#### Extracted data entries
-*-

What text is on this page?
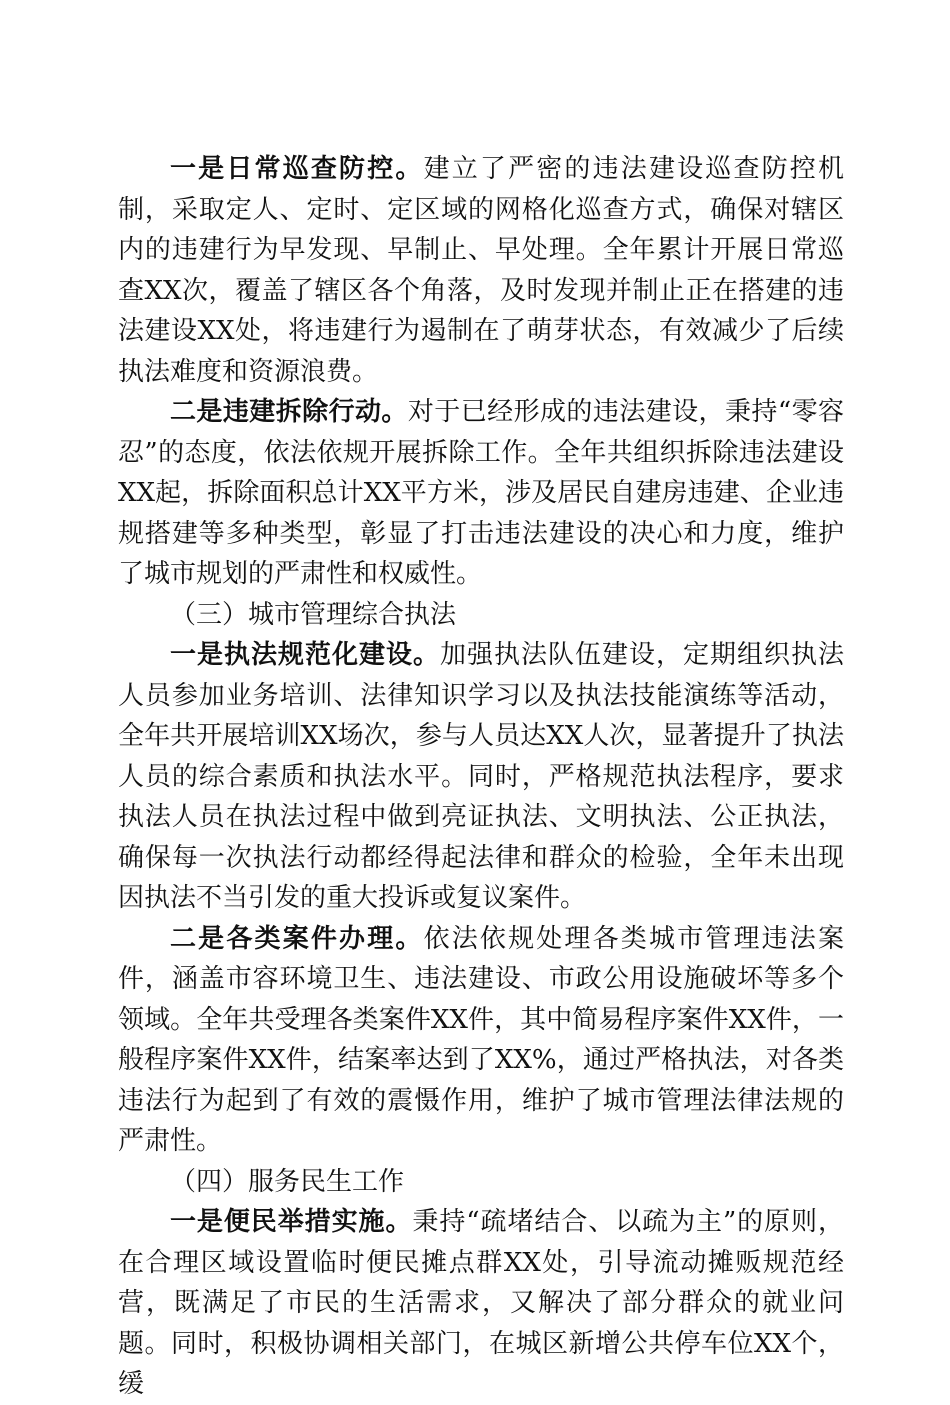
一是日常巡查防控。建立了严密的违法建设巡查防控机制，采取定人、定时、定区域的网格化巡查方式，确保对辖区内的违建行为早发现、早制止、早处理。全年累计开展日常巡查XX次，覆盖了辖区各个角落，及时发现并制止正在搭建的违法建设XX处，将违建行为遏制在了萌芽状态，有效减少了后续执法难度和资源浪费。

二是违建拆除行动。对于已经形成的违法建设，秉持“零容忍”的态度，依法依规开展拆除工作。全年共组织拆除违法建设XX起，拆除面积总计XX平方米，涉及居民自建房违建、企业违规搭建等多种类型，彰显了打击违法建设的决心和力度，维护了城市规划的严肃性和权威性。

（三）城市管理综合执法

一是执法规范化建设。加强执法队伍建设，定期组织执法人员参加业务培训、法律知识学习以及执法技能演练等活动，全年共开展培训XX场次，参与人员达XX人次，显著提升了执法人员的综合素质和执法水平。同时，严格规范执法程序，要求执法人员在执法过程中做到亮证执法、文明执法、公正执法，确保每一次执法行动都经得起法律和群众的检验，全年未出现因执法不当引发的重大投诉或复议案件。

二是各类案件办理。依法依规处理各类城市管理违法案件，涵盖市容环境卫生、违法建设、市政公用设施破坏等多个领域。全年共受理各类案件XX件，其中简易程序案件XX件，一般程序案件XX件，结案率达到了XX%，通过严格执法，对各类违法行为起到了有效的震慑作用，维护了城市管理法律法规的严肃性。

（四）服务民生工作

一是便民举措实施。秉持“疏堵结合、以疏为主”的原则，在合理区域设置临时便民摊点群XX处，引导流动摊贩规范经营，既满足了市民的生活需求，又解决了部分群众的就业问题。同时，积极协调相关部门，在城区新增公共停车位XX个，缓
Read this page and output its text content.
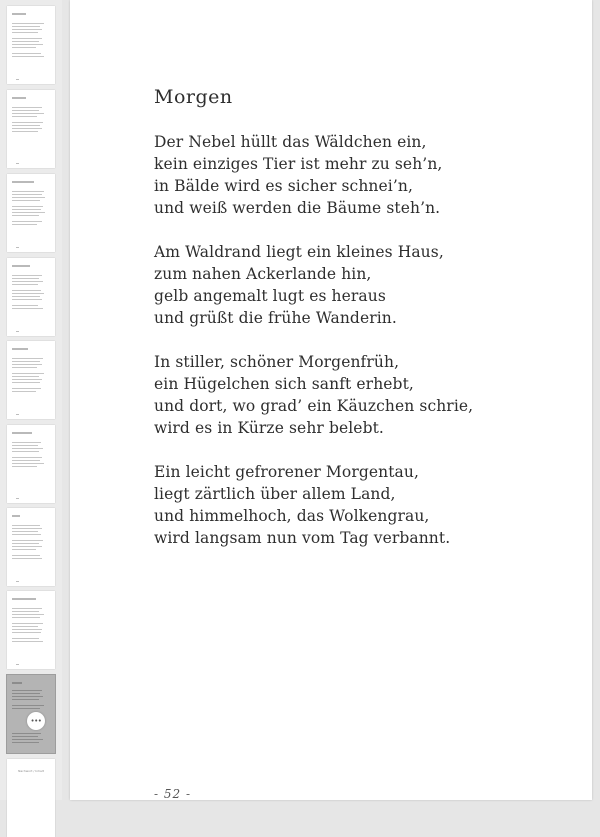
•••
Nachwort / Inhalt
Morgen
Der Nebel hüllt das Wäldchen ein,
kein einziges Tier ist mehr zu seh’n,
in Bälde wird es sicher schnei’n,
und weiß werden die Bäume steh’n.
Am Waldrand liegt ein kleines Haus,
zum nahen Ackerlande hin,
gelb angemalt lugt es heraus
und grüßt die frühe Wanderin.
In stiller, schöner Morgenfrüh,
ein Hügelchen sich sanft erhebt,
und dort, wo grad’ ein Käuzchen schrie,
wird es in Kürze sehr belebt.
Ein leicht gefrorener Morgentau,
liegt zärtlich über allem Land,
und himmelhoch, das Wolkengrau,
wird langsam nun vom Tag verbannt.
- 52 -
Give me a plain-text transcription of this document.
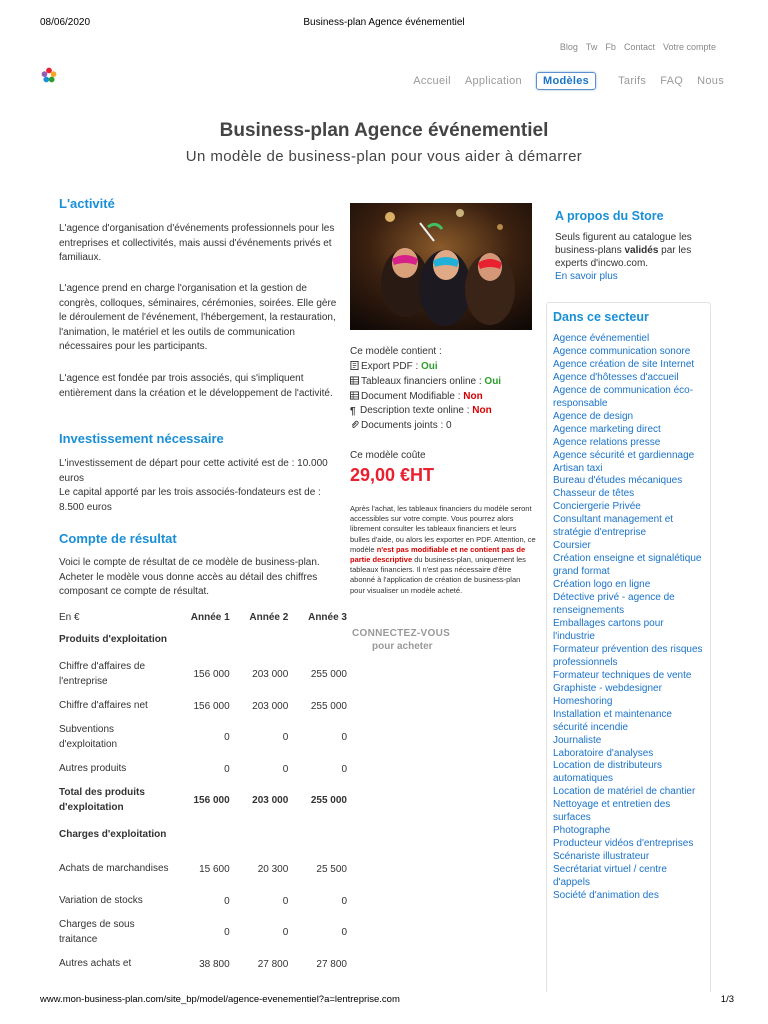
08/06/2020	Business-plan Agence événementiel
Blog Tw Fb Contact Votre compte
Accueil Application	Modèles	Tarifs FAQ Nous
Business-plan Agence événementiel
Un modèle de business-plan pour vous aider à démarrer
L'activité

L'agence d'organisation d'événements professionnels pour les entreprises et collectivités, mais aussi d'événements privés et familiaux.

L'agence prend en charge l'organisation et la gestion de congrès, colloques, séminaires, cérémonies, soirées. Elle gère le déroulement de l'événement, l'hébergement, la restauration, l'animation, le matériel et les outils de communication nécessaires pour les participants.

L'agence est fondée par trois associés, qui s'impliquent entièrement dans la création et le développement de l'activité.

Investissement nécessaire

L'investissement de départ pour cette activité est de : 10.000 euros

Le capital apporté par les trois associés-fondateurs est de : 8.500 euros

Compte de résultat

Voici le compte de résultat de ce modèle de business-plan. Acheter le modèle vous donne accès au détail des chiffres composant ce compte de résultat.

En €	Année 1	Année 2	Année 3
Produits d'exploitation			
Chiffre d'affaires de l'entreprise	156 000	203 000	255 000
Chiffre d'affaires net	156 000	203 000	255 000
Subventions d'exploitation	0	0	0
Autres produits	0	0	0
Total des produits d'exploitation	156 000	203 000	255 000
Charges d'exploitation			
Achats de marchandises	15 600	20 300	25 500
Variation de stocks	0	0	0
Charges de sous traitance	0	0	0
Autres achats et	38 800	27 800	27 800
Ce modèle contient :
Export PDF : Oui
Tableaux financiers online : Oui
Document Modifiable : Non
¶ Description texte online : Non
Documents joints : 0
Ce modèle coûte
29,00 €HT

Après l'achat, les tableaux financiers du modèle seront accessibles sur votre compte. Vous pourrez alors librement consulter les tableaux financiers et leurs bulles d'aide, ou alors les exporter en PDF. Attention, ce modèle n'est pas modifiable et ne contient pas de partie descriptive du business-plan, uniquement les tableaux financiers. Il n'est pas nécessaire d'être abonné à l'application de création de business-plan pour visualiser un modèle acheté.

CONNECTEZ-VOUS
pour acheter
A propos du Store

Seuls figurent au catalogue les business-plans validés par les experts d'incwo.com.
En savoir plus

Dans ce secteur
Agence événementiel
Agence communication sonore
Agence création de site Internet
Agence d'hôtesses d'accueil
Agence de communication éco-responsable
Agence de design
Agence marketing direct
Agence relations presse
Agence sécurité et gardiennage
Artisan taxi
Bureau d'études mécaniques
Chasseur de têtes
Conciergerie Privée
Consultant management et stratégie d'entreprise
Coursier
Création enseigne et signalétique grand format
Création logo en ligne
Détective privé - agence de renseignements
Emballages cartons pour l'industrie
Formateur prévention des risques professionnels
Formateur techniques de vente
Graphiste - webdesigner
Homeshoring
Installation et maintenance sécurité incendie
Journaliste
Laboratoire d'analyses
Location de distributeurs automatiques
Location de matériel de chantier
Nettoyage et entretien des surfaces
Photographe
Producteur vidéos d'entreprises
Scénariste illustrateur
Secrétariat virtuel / centre d'appels
Société d'animation des
www.mon-business-plan.com/site_bp/model/agence-evenementiel?a=lentreprise.com	1/3
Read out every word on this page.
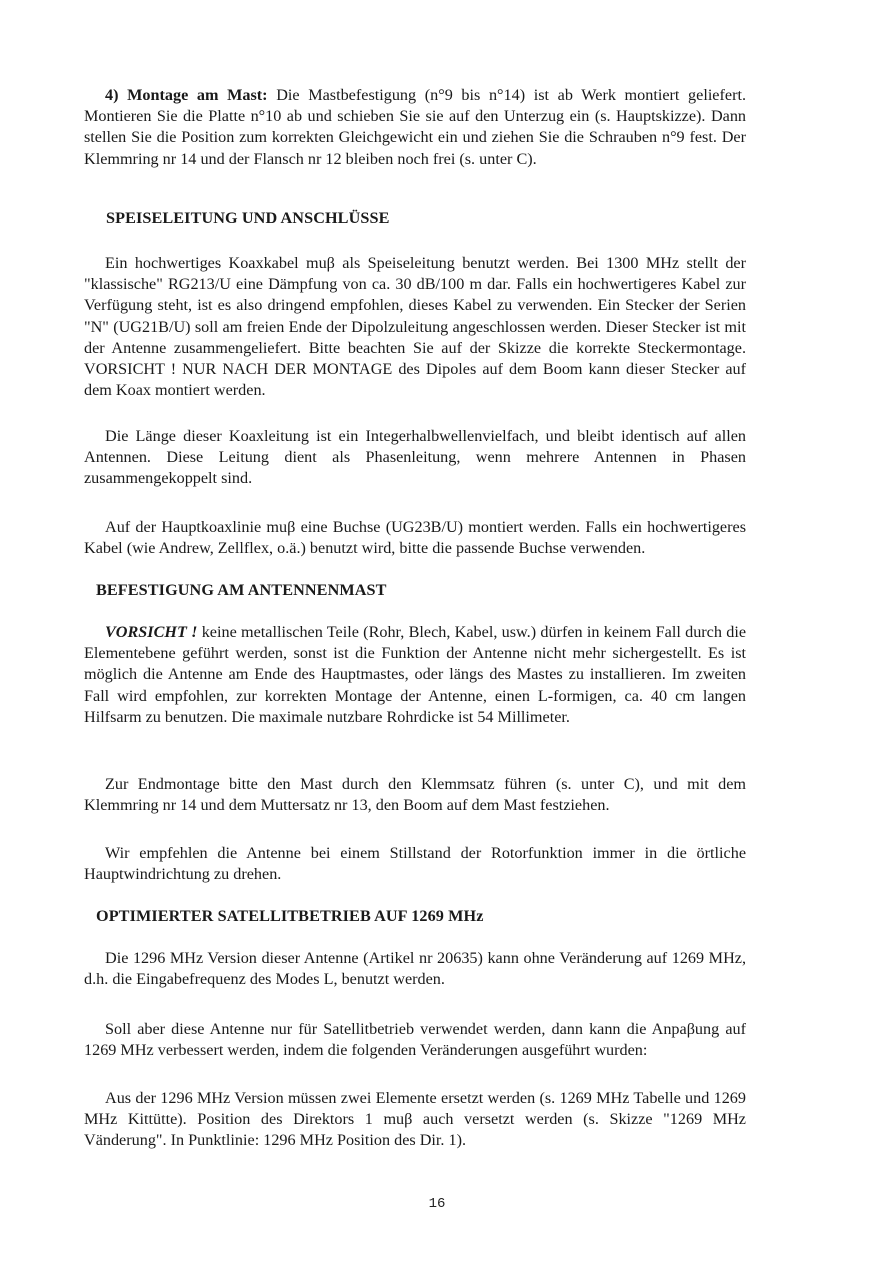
4) Montage am Mast: Die Mastbefestigung (n°9 bis n°14) ist ab Werk montiert geliefert. Montieren Sie die Platte n°10 ab und schieben Sie sie auf den Unterzug ein (s. Hauptskizze). Dann stellen Sie die Position zum korrekten Gleichgewicht ein und ziehen Sie die Schrauben n°9 fest. Der Klemmring nr 14 und der Flansch nr 12 bleiben noch frei (s. unter C).

SPEISELEITUNG UND ANSCHLÜSSE

Ein hochwertiges Koaxkabel muβ als Speiseleitung benutzt werden. Bei 1300 MHz stellt der "klassische" RG213/U eine Dämpfung von ca. 30 dB/100 m dar. Falls ein hochwertigeres Kabel zur Verfügung steht, ist es also dringend empfohlen, dieses Kabel zu verwenden. Ein Stecker der Serien "N" (UG21B/U) soll am freien Ende der Dipolzuleitung angeschlossen werden. Dieser Stecker ist mit der Antenne zusammengeliefert. Bitte beachten Sie auf der Skizze die korrekte Steckermontage. VORSICHT ! NUR NACH DER MONTAGE des Dipoles auf dem Boom kann dieser Stecker auf dem Koax montiert werden.

Die Länge dieser Koaxleitung ist ein Integerhalbwellenvielfach, und bleibt identisch auf allen Antennen. Diese Leitung dient als Phasenleitung, wenn mehrere Antennen in Phasen zusammengekoppelt sind.

Auf der Hauptkoaxlinie muβ eine Buchse (UG23B/U) montiert werden. Falls ein hochwertigeres Kabel (wie Andrew, Zellflex, o.ä.) benutzt wird, bitte die passende Buchse verwenden.

BEFESTIGUNG AM ANTENNENMAST

VORSICHT ! keine metallischen Teile (Rohr, Blech, Kabel, usw.) dürfen in keinem Fall durch die Elementebene geführt werden, sonst ist die Funktion der Antenne nicht mehr sichergestellt. Es ist möglich die Antenne am Ende des Hauptmastes, oder längs des Mastes zu installieren. Im zweiten Fall wird empfohlen, zur korrekten Montage der Antenne, einen L-formigen, ca. 40 cm langen Hilfsarm zu benutzen. Die maximale nutzbare Rohrdicke ist 54 Millimeter.

Zur Endmontage bitte den Mast durch den Klemmsatz führen (s. unter C), und mit dem Klemmring nr 14 und dem Muttersatz nr 13, den Boom auf dem Mast festziehen.

Wir empfehlen die Antenne bei einem Stillstand der Rotorfunktion immer in die örtliche Hauptwindrichtung zu drehen.

OPTIMIERTER SATELLITBETRIEB AUF 1269 MHz

Die 1296 MHz Version dieser Antenne (Artikel nr 20635) kann ohne Veränderung auf 1269 MHz, d.h. die Eingabefrequenz des Modes L, benutzt werden.

Soll aber diese Antenne nur für Satellitbetrieb verwendet werden, dann kann die Anpaβung auf 1269 MHz verbessert werden, indem die folgenden Veränderungen ausgeführt wurden:

Aus der 1296 MHz Version müssen zwei Elemente ersetzt werden (s. 1269 MHz Tabelle und 1269 MHz Kittütte). Position des Direktors 1 muβ auch versetzt werden (s. Skizze "1269 MHz Vänderung". In Punktlinie: 1296 MHz Position des Dir. 1).

16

-*-

#### To do
Find every line with "Klemmring" in the listing and state how many there are, nothing else.

#### Written answer
2